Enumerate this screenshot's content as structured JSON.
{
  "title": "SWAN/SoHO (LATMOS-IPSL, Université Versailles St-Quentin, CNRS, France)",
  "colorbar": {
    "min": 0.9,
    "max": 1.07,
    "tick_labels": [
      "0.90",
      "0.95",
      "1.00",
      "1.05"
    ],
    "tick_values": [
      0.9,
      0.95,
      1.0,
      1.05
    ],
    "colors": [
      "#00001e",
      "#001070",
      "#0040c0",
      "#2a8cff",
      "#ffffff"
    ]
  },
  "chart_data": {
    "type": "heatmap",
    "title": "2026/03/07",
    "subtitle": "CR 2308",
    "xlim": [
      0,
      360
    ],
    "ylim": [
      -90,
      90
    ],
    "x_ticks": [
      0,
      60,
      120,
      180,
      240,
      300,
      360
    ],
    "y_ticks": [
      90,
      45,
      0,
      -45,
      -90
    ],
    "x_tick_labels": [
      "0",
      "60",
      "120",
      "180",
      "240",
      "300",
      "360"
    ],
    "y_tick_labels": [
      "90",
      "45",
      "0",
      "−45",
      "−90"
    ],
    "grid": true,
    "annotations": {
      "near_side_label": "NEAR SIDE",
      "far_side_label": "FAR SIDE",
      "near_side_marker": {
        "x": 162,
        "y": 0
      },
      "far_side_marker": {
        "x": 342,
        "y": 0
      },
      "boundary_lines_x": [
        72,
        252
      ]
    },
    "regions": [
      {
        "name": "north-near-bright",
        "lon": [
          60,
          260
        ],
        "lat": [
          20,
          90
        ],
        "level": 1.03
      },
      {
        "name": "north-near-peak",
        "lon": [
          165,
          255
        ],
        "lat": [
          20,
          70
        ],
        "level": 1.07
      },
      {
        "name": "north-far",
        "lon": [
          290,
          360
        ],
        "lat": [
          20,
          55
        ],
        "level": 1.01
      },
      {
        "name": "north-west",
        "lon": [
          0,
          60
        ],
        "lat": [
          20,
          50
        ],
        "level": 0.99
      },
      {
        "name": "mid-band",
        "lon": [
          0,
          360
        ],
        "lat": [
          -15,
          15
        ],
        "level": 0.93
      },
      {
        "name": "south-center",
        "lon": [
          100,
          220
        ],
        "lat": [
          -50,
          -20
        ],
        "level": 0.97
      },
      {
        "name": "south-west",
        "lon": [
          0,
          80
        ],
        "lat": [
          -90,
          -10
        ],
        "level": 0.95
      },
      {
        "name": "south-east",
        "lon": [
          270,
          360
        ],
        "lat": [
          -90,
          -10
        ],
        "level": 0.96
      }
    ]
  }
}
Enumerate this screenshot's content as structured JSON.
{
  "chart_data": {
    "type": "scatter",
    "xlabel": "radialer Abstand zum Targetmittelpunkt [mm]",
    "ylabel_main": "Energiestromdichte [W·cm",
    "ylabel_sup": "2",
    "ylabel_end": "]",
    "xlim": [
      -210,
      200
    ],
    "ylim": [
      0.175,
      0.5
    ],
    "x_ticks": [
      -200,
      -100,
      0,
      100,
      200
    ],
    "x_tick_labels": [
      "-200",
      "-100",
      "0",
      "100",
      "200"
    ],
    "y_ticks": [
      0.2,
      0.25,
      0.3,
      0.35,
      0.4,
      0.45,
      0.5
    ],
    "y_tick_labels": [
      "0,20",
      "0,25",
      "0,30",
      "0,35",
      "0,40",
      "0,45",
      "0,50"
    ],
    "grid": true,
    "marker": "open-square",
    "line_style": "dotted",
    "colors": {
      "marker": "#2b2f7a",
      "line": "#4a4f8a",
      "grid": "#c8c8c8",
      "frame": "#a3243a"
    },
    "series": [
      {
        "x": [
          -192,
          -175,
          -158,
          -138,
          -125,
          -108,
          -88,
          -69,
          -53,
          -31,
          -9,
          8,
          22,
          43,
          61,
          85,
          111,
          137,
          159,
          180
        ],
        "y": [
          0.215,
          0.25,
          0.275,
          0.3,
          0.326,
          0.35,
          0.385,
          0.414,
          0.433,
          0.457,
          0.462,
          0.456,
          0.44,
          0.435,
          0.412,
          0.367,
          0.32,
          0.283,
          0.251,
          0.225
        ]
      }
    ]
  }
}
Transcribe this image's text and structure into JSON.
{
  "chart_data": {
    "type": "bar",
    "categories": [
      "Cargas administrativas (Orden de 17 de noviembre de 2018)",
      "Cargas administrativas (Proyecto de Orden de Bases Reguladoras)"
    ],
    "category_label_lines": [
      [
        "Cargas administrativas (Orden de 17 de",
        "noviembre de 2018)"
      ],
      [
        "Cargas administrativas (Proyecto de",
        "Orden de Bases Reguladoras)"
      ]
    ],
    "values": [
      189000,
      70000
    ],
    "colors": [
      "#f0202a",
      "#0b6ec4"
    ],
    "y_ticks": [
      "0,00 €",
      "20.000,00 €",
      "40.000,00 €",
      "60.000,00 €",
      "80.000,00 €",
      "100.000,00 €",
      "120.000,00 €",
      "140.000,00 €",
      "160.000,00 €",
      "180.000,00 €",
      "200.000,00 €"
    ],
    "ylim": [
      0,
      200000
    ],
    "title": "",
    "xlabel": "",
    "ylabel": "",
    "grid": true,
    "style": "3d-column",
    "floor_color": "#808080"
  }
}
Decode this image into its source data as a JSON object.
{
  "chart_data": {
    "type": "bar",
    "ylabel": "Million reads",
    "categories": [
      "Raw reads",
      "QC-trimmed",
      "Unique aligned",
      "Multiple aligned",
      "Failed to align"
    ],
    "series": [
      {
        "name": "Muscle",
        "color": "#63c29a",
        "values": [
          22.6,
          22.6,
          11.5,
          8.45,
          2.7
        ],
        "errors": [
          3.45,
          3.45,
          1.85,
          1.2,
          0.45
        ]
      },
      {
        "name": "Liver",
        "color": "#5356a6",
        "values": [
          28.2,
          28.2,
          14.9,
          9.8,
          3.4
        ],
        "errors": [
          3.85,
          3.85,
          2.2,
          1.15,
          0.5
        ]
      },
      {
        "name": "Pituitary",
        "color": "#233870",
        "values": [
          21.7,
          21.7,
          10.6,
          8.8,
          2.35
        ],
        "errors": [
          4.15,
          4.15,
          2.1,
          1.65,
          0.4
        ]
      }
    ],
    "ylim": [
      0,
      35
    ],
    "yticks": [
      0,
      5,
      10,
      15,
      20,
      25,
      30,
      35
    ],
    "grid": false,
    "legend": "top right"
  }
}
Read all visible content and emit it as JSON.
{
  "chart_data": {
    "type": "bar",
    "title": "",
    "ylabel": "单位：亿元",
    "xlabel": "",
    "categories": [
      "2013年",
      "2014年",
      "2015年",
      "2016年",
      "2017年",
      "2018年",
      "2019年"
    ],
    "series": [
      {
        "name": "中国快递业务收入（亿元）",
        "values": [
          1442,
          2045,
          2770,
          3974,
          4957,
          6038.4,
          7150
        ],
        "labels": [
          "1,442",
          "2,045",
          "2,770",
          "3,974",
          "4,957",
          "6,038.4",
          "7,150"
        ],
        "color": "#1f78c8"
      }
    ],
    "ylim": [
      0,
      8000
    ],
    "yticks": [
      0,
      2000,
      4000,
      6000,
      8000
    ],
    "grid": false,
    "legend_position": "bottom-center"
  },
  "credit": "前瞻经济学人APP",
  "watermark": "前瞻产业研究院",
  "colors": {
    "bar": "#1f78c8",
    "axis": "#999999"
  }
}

▬▬▬▬▬▬

Goal:
From the records above, extract each line exactly as shown.

Exercise solution:
Enumerate this screenshot's content as structured JSON.
{
  "title": "SWAN/SoHO (LATMOS-IPSL, Université Versailles St-Quentin, CNRS, France)",
  "colorbar": {
    "min": 0.9,
    "max": 1.07,
    "tick_labels": [
      "0.90",
      "0.95",
      "1.00",
      "1.05"
    ],
    "tick_values": [
      0.9,
      0.95,
      1.0,
      1.05
    ],
    "colors": [
      "#00001e",
      "#001070",
      "#0040c0",
      "#2a8cff",
      "#ffffff"
    ]
  },
  "chart_data": {
    "type": "heatmap",
    "title": "2026/03/07",
    "subtitle": "CR 2308",
    "xlim": [
      0,
      360
    ],
    "ylim": [
      -90,
      90
    ],
    "x_ticks": [
      0,
      60,
      120,
      180,
      240,
      300,
      360
    ],
    "y_ticks": [
      90,
      45,
      0,
      -45,
      -90
    ],
    "x_tick_labels": [
      "0",
      "60",
      "120",
      "180",
      "240",
      "300",
      "360"
    ],
    "y_tick_labels": [
      "90",
      "45",
      "0",
      "−45",
      "−90"
    ],
    "grid": true,
    "annotations": {
      "near_side_label": "NEAR SIDE",
      "far_side_label": "FAR SIDE",
      "near_side_marker": {
        "x": 162,
        "y": 0
      },
      "far_side_marker": {
        "x": 342,
        "y": 0
      },
      "boundary_lines_x": [
        72,
        252
      ]
    },
    "regions": [
      {
        "name": "north-near-bright",
        "lon": [
          60,
          260
        ],
        "lat": [
          20,
          90
        ],
        "level": 1.03
      },
      {
        "name": "north-near-peak",
        "lon": [
          165,
          255
        ],
        "lat": [
          20,
          70
        ],
        "level": 1.07
      },
      {
        "name": "north-far",
        "lon": [
          290,
          360
        ],
        "lat": [
          20,
          55
        ],
        "level": 1.01
      },
      {
        "name": "north-west",
        "lon": [
          0,
          60
        ],
        "lat": [
          20,
          50
        ],
        "level": 0.99
      },
      {
        "name": "mid-band",
        "lon": [
          0,
          360
        ],
        "lat": [
          -15,
          15
        ],
        "level": 0.93
      },
      {
        "name": "south-center",
        "lon": [
          100,
          220
        ],
        "lat": [
          -50,
          -20
        ],
        "level": 0.97
      },
      {
        "name": "south-west",
        "lon": [
          0,
          80
        ],
        "lat": [
          -90,
          -10
        ],
        "level": 0.95
      },
      {
        "name": "south-east",
        "lon": [
          270,
          360
        ],
        "lat": [
          -90,
          -10
        ],
        "level": 0.96
      }
    ]
  }
}
Enumerate this screenshot's content as structured JSON.
{
  "chart_data": {
    "type": "scatter",
    "xlabel": "radialer Abstand zum Targetmittelpunkt [mm]",
    "ylabel_main": "Energiestromdichte [W·cm",
    "ylabel_sup": "2",
    "ylabel_end": "]",
    "xlim": [
      -210,
      200
    ],
    "ylim": [
      0.175,
      0.5
    ],
    "x_ticks": [
      -200,
      -100,
      0,
      100,
      200
    ],
    "x_tick_labels": [
      "-200",
      "-100",
      "0",
      "100",
      "200"
    ],
    "y_ticks": [
      0.2,
      0.25,
      0.3,
      0.35,
      0.4,
      0.45,
      0.5
    ],
    "y_tick_labels": [
      "0,20",
      "0,25",
      "0,30",
      "0,35",
      "0,40",
      "0,45",
      "0,50"
    ],
    "grid": true,
    "marker": "open-square",
    "line_style": "dotted",
    "colors": {
      "marker": "#2b2f7a",
      "line": "#4a4f8a",
      "grid": "#c8c8c8",
      "frame": "#a3243a"
    },
    "series": [
      {
        "x": [
          -192,
          -175,
          -158,
          -138,
          -125,
          -108,
          -88,
          -69,
          -53,
          -31,
          -9,
          8,
          22,
          43,
          61,
          85,
          111,
          137,
          159,
          180
        ],
        "y": [
          0.215,
          0.25,
          0.275,
          0.3,
          0.326,
          0.35,
          0.385,
          0.414,
          0.433,
          0.457,
          0.462,
          0.456,
          0.44,
          0.435,
          0.412,
          0.367,
          0.32,
          0.283,
          0.251,
          0.225
        ]
      }
    ]
  }
}
Transcribe this image's text and structure into JSON.
{
  "chart_data": {
    "type": "bar",
    "categories": [
      "Cargas administrativas (Orden de 17 de noviembre de 2018)",
      "Cargas administrativas (Proyecto de Orden de Bases Reguladoras)"
    ],
    "category_label_lines": [
      [
        "Cargas administrativas (Orden de 17 de",
        "noviembre de 2018)"
      ],
      [
        "Cargas administrativas (Proyecto de",
        "Orden de Bases Reguladoras)"
      ]
    ],
    "values": [
      189000,
      70000
    ],
    "colors": [
      "#f0202a",
      "#0b6ec4"
    ],
    "y_ticks": [
      "0,00 €",
      "20.000,00 €",
      "40.000,00 €",
      "60.000,00 €",
      "80.000,00 €",
      "100.000,00 €",
      "120.000,00 €",
      "140.000,00 €",
      "160.000,00 €",
      "180.000,00 €",
      "200.000,00 €"
    ],
    "ylim": [
      0,
      200000
    ],
    "title": "",
    "xlabel": "",
    "ylabel": "",
    "grid": true,
    "style": "3d-column",
    "floor_color": "#808080"
  }
}
Decode this image into its source data as a JSON object.
{
  "chart_data": {
    "type": "bar",
    "ylabel": "Million reads",
    "categories": [
      "Raw reads",
      "QC-trimmed",
      "Unique aligned",
      "Multiple aligned",
      "Failed to align"
    ],
    "series": [
      {
        "name": "Muscle",
        "color": "#63c29a",
        "values": [
          22.6,
          22.6,
          11.5,
          8.45,
          2.7
        ],
        "errors": [
          3.45,
          3.45,
          1.85,
          1.2,
          0.45
        ]
      },
      {
        "name": "Liver",
        "color": "#5356a6",
        "values": [
          28.2,
          28.2,
          14.9,
          9.8,
          3.4
        ],
        "errors": [
          3.85,
          3.85,
          2.2,
          1.15,
          0.5
        ]
      },
      {
        "name": "Pituitary",
        "color": "#233870",
        "values": [
          21.7,
          21.7,
          10.6,
          8.8,
          2.35
        ],
        "errors": [
          4.15,
          4.15,
          2.1,
          1.65,
          0.4
        ]
      }
    ],
    "ylim": [
      0,
      35
    ],
    "yticks": [
      0,
      5,
      10,
      15,
      20,
      25,
      30,
      35
    ],
    "grid": false,
    "legend": "top right"
  }
}
Read all visible content and emit it as JSON.
{
  "chart_data": {
    "type": "bar",
    "title": "",
    "ylabel": "单位：亿元",
    "xlabel": "",
    "categories": [
      "2013年",
      "2014年",
      "2015年",
      "2016年",
      "2017年",
      "2018年",
      "2019年"
    ],
    "series": [
      {
        "name": "中国快递业务收入（亿元）",
        "values": [
          1442,
          2045,
          2770,
          3974,
          4957,
          6038.4,
          7150
        ],
        "labels": [
          "1,442",
          "2,045",
          "2,770",
          "3,974",
          "4,957",
          "6,038.4",
          "7,150"
        ],
        "color": "#1f78c8"
      }
    ],
    "ylim": [
      0,
      8000
    ],
    "yticks": [
      0,
      2000,
      4000,
      6000,
      8000
    ],
    "grid": false,
    "legend_position": "bottom-center"
  },
  "credit": "前瞻经济学人APP",
  "watermark": "前瞻产业研究院",
  "colors": {
    "bar": "#1f78c8",
    "axis": "#999999"
  }
}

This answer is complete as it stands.